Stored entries

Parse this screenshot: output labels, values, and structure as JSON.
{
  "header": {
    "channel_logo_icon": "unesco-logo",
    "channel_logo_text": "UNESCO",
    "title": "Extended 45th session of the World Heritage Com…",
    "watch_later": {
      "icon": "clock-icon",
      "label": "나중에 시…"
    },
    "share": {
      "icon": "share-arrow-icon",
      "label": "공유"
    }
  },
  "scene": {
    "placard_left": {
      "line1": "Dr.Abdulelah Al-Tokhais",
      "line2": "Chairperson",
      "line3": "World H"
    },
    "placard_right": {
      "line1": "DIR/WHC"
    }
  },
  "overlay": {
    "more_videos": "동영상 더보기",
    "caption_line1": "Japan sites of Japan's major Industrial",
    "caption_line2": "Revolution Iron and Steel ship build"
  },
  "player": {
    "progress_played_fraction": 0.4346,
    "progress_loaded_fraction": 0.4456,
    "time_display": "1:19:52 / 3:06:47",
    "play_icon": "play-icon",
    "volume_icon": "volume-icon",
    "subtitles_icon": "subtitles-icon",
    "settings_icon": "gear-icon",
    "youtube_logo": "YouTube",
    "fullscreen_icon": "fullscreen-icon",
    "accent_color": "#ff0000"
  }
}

DIRECTIVE
Select every line of the records holding the string "World".

FINAL ANSWER
    "title": "Extended 45th session of the World Heritage Com…",
      "line3": "World H"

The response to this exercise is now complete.